Leave out the pictures and transcribe everything else exactly.

Collection entries:
____
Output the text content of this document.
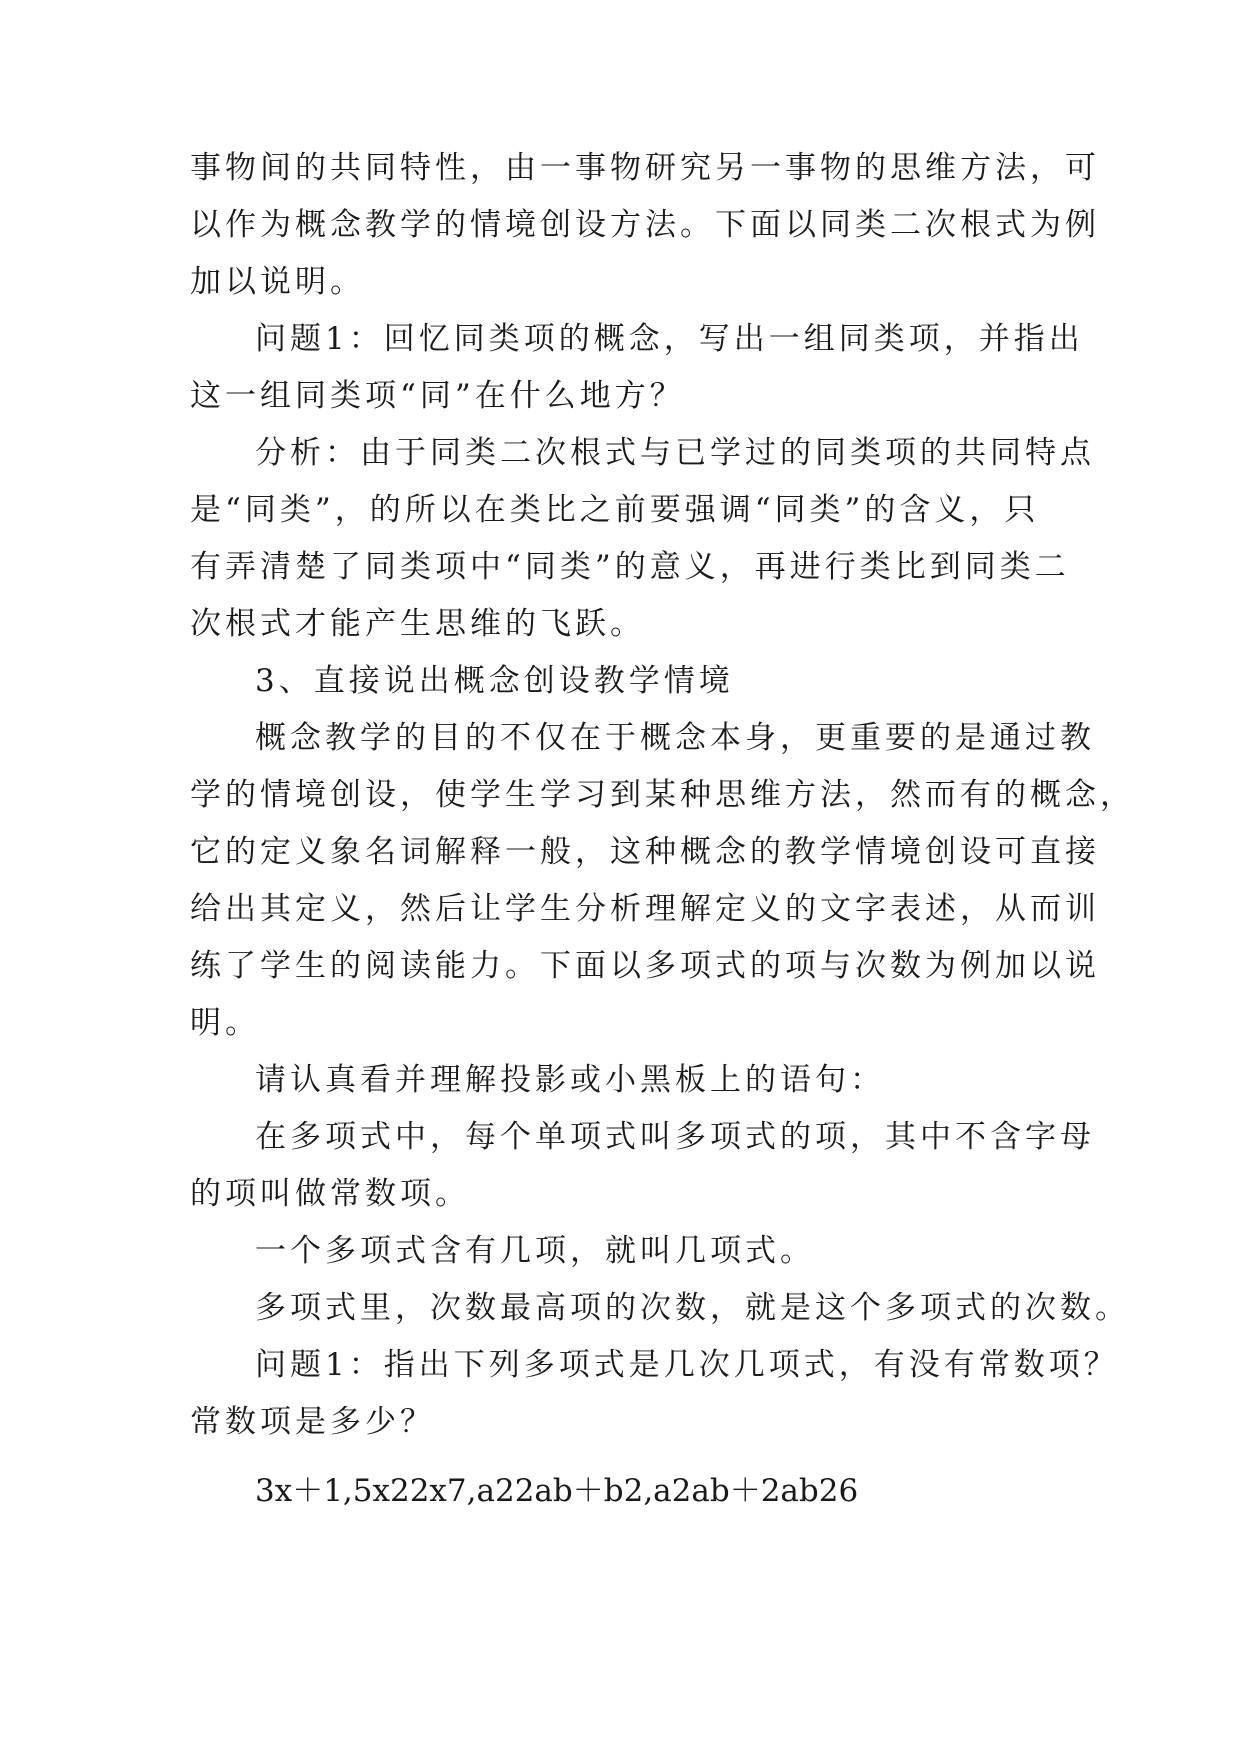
事物间的共同特性，由一事物研究另一事物的思维方法，可
以作为概念教学的情境创设方法。下面以同类二次根式为例
加以说明。
问题1：回忆同类项的概念，写出一组同类项，并指出
这一组同类项“同”在什么地方？
分析：由于同类二次根式与已学过的同类项的共同特点
是“同类”，的所以在类比之前要强调“同类”的含义，只
有弄清楚了同类项中“同类”的意义，再进行类比到同类二
次根式才能产生思维的飞跃。
3、直接说出概念创设教学情境
概念教学的目的不仅在于概念本身，更重要的是通过教
学的情境创设，使学生学习到某种思维方法，然而有的概念，
它的定义象名词解释一般，这种概念的教学情境创设可直接
给出其定义，然后让学生分析理解定义的文字表述，从而训
练了学生的阅读能力。下面以多项式的项与次数为例加以说
明。
请认真看并理解投影或小黑板上的语句：
在多项式中，每个单项式叫多项式的项，其中不含字母
的项叫做常数项。
一个多项式含有几项，就叫几项式。
多项式里，次数最高项的次数，就是这个多项式的次数。
问题1：指出下列多项式是几次几项式，有没有常数项？
常数项是多少？
3x＋1,5x22x7,a22ab＋b2,a2ab＋2ab26
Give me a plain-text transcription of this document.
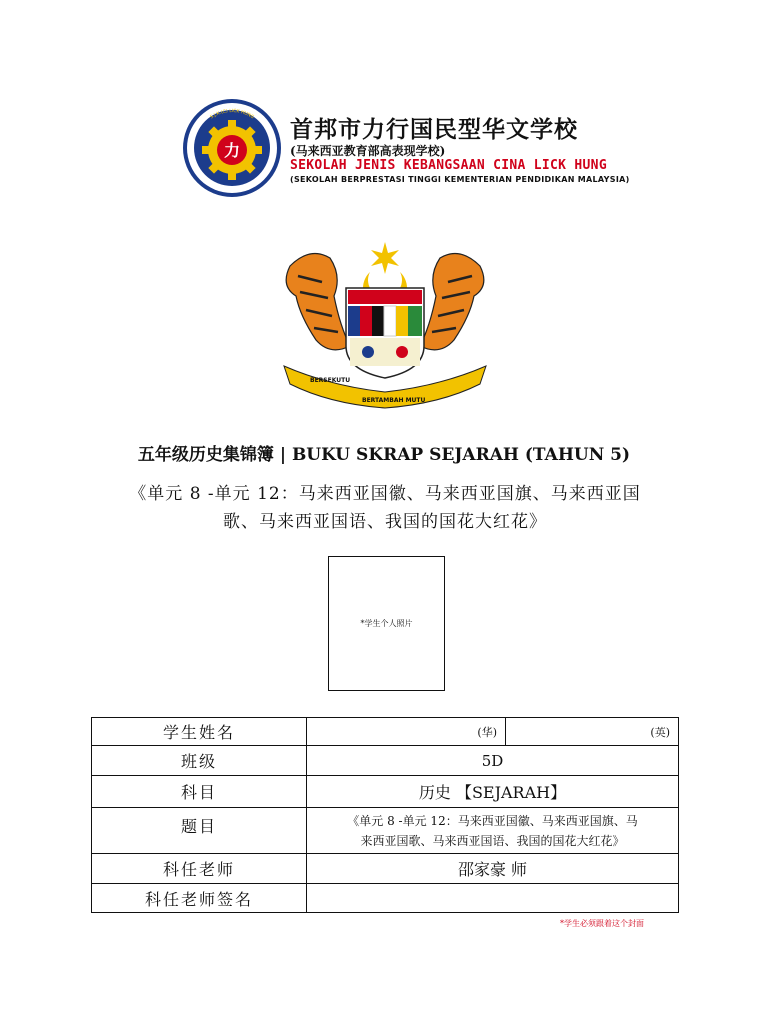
力
S.J.K.(C) LICK HUNG 首邦市力行国民型华文学校
(马来西亚教育部高表现学校)
SEKOLAH JENIS KEBANGSAAN CINA LICK HUNG
(SEKOLAH BERPRESTASI TINGGI KEMENTERIAN PENDIDIKAN MALAYSIA)
BERSEKUTU
BERTAMBAH MUTU
五年级历史集锦簿 | BUKU SKRAP SEJARAH (TAHUN 5)
《单元 8 -单元 12：马来西亚国徽、马来西亚国旗、马来西亚国
歌、马来西亚国语、我国的国花大红花》
*学生个人照片
学生姓名	(华)	(英)
班级	5D	
科目	历史 【SEJARAH】	
题目	《单元 8 -单元 12：马来西亚国徽、马来西亚国旗、马
来西亚国歌、马来西亚国语、我国的国花大红花》	

科任老师	邵家豪 师	
科任老师签名		
*学生必须跟着这个封面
____
## [OUTPUT FOR THIS EXERCISE]
Output the text content of this document.
事物间的共同特性，由一事物研究另一事物的思维方法，可
以作为概念教学的情境创设方法。下面以同类二次根式为例
加以说明。
问题1：回忆同类项的概念，写出一组同类项，并指出
这一组同类项“同”在什么地方？
分析：由于同类二次根式与已学过的同类项的共同特点
是“同类”，的所以在类比之前要强调“同类”的含义，只
有弄清楚了同类项中“同类”的意义，再进行类比到同类二
次根式才能产生思维的飞跃。
3、直接说出概念创设教学情境
概念教学的目的不仅在于概念本身，更重要的是通过教
学的情境创设，使学生学习到某种思维方法，然而有的概念，
它的定义象名词解释一般，这种概念的教学情境创设可直接
给出其定义，然后让学生分析理解定义的文字表述，从而训
练了学生的阅读能力。下面以多项式的项与次数为例加以说
明。
请认真看并理解投影或小黑板上的语句：
在多项式中，每个单项式叫多项式的项，其中不含字母
的项叫做常数项。
一个多项式含有几项，就叫几项式。
多项式里，次数最高项的次数，就是这个多项式的次数。
问题1：指出下列多项式是几次几项式，有没有常数项？
常数项是多少？
3x＋1,5x22x7,a22ab＋b2,a2ab＋2ab26
Give me a plain-text transcription of this document.
力
S.J.K.(C) LICK HUNG 首邦市力行国民型华文学校
(马来西亚教育部高表现学校)
SEKOLAH JENIS KEBANGSAAN CINA LICK HUNG
(SEKOLAH BERPRESTASI TINGGI KEMENTERIAN PENDIDIKAN MALAYSIA)
BERSEKUTU
BERTAMBAH MUTU
五年级历史集锦簿 | BUKU SKRAP SEJARAH (TAHUN 5)
《单元 8 -单元 12：马来西亚国徽、马来西亚国旗、马来西亚国
歌、马来西亚国语、我国的国花大红花》
*学生个人照片
学生姓名	(华)	(英)
班级	5D	
科目	历史 【SEJARAH】	
题目	《单元 8 -单元 12：马来西亚国徽、马来西亚国旗、马
来西亚国歌、马来西亚国语、我国的国花大红花》	

科任老师	邵家豪 师	
科任老师签名		
*学生必须跟着这个封面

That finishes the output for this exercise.